WRITTEN PROBLEM
Below are some records. Say how many of their lines contain the string "ngời", and give nothing but the number.
————————
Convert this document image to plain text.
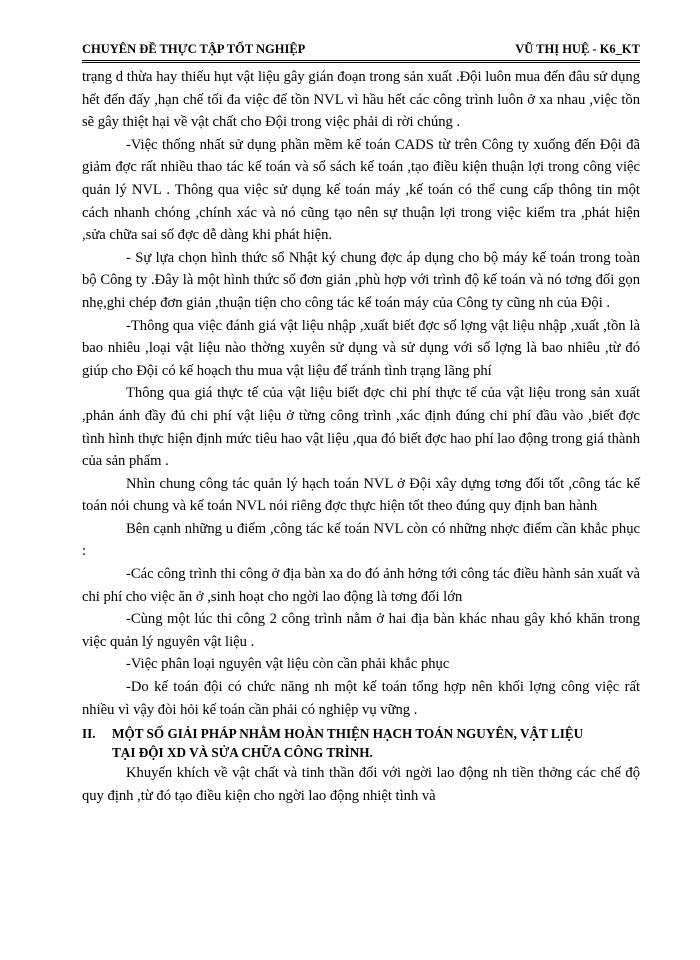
CHUYÊN ĐỀ THỰC TẬP TỐT NGHIỆP	VŨ THỊ HUỆ - K6_KT

trạng d thừa hay thiếu hụt vật liệu gây gián đoạn trong sản xuất .Đội luôn mua đến đâu sử dụng hết đến đấy ,hạn chế tối đa việc để tồn NVL vì hầu hết các công trình luôn ở xa nhau ,việc tồn sẽ gây thiệt hại về vật chất cho Đội trong việc phải di rời chúng .

-Việc thống nhất sử dụng phần mềm kế toán CADS từ trên Công ty xuống đến Đội đã giảm đợc rất nhiều thao tác kế toán và sổ sách kế toán ,tạo điều kiện thuận lợi trong công việc quản lý NVL . Thông qua việc sử dụng kế toán máy ,kế toán có thể cung cấp thông tin một cách nhanh chóng ,chính xác và nó cũng tạo nên sự thuận lợi trong việc kiểm tra ,phát hiện ,sửa chữa sai số đợc dễ dàng khi phát hiện.

- Sự lựa chọn hình thức sổ Nhật ký chung đợc áp dụng cho bộ máy kế toán trong toàn bộ Công ty .Đây là một hình thức sổ đơn giản ,phù hợp với trình độ kế toán và nó tơng đối gọn nhẹ,ghi chép đơn giản ,thuận tiện cho công tác kế toán máy của Công ty cũng nh của Đội .

-Thông qua việc đánh giá vật liệu nhập ,xuất biết đợc số lợng vật liệu nhập ,xuất ,tồn là bao nhiêu ,loại vật liệu nào thờng xuyên sử dụng và sử dụng với số lợng là bao nhiêu ,từ đó giúp cho Đội có kế hoạch thu mua vật liệu để tránh tình trạng lãng phí

Thông qua giá thực tế của vật liệu biết đợc chi phí thực tế của vật liệu trong sản xuất ,phản ánh đầy đủ chi phí vật liệu ở từng công trình ,xác định đúng chi phí đầu vào ,biết đợc tình hình thực hiện định mức tiêu hao vật liệu ,qua đó biết đợc hao phí lao động trong giá thành của sản phẩm .

Nhìn chung công tác quản lý hạch toán NVL ở Đội xây dựng tơng đối tốt ,công tác kế toán nói chung và kế toán NVL nói riêng đợc thực hiện tốt theo đúng quy định ban hành

Bên cạnh những u điểm ,công tác kế toán NVL còn có những nhợc điểm cần khắc phục :

-Các công trình thi công ở địa bàn xa do đó ảnh hởng tới công tác điều hành sản xuất và chi phí cho việc ăn ở ,sinh hoạt cho ngời lao động là tơng đối lớn

-Cùng một lúc thi công 2 công trình nằm ở hai địa bàn khác nhau gây khó khăn trong việc quản lý nguyên vật liệu .

-Việc phân loại nguyên vật liệu còn cần phải khắc phục

-Do kế toán đội có chức năng nh một kế toán tổng hợp nên khối lợng công việc rất nhiều vì vậy đòi hỏi kế toán cần phải có nghiệp vụ vững .

II. MỘT SỐ GIẢI PHÁP NHẰM HOÀN THIỆN HẠCH TOÁN NGUYÊN, VẬT LIỆU
TẠI ĐỘI XD VÀ SỬA CHỮA CÔNG TRÌNH.

Khuyến khích về vật chất và tinh thần đối với ngời lao động nh tiền thởng các chế độ quy định ,từ đó tạo điều kiện cho ngời lao động nhiệt tình và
————————
EXERCISE RESULT
2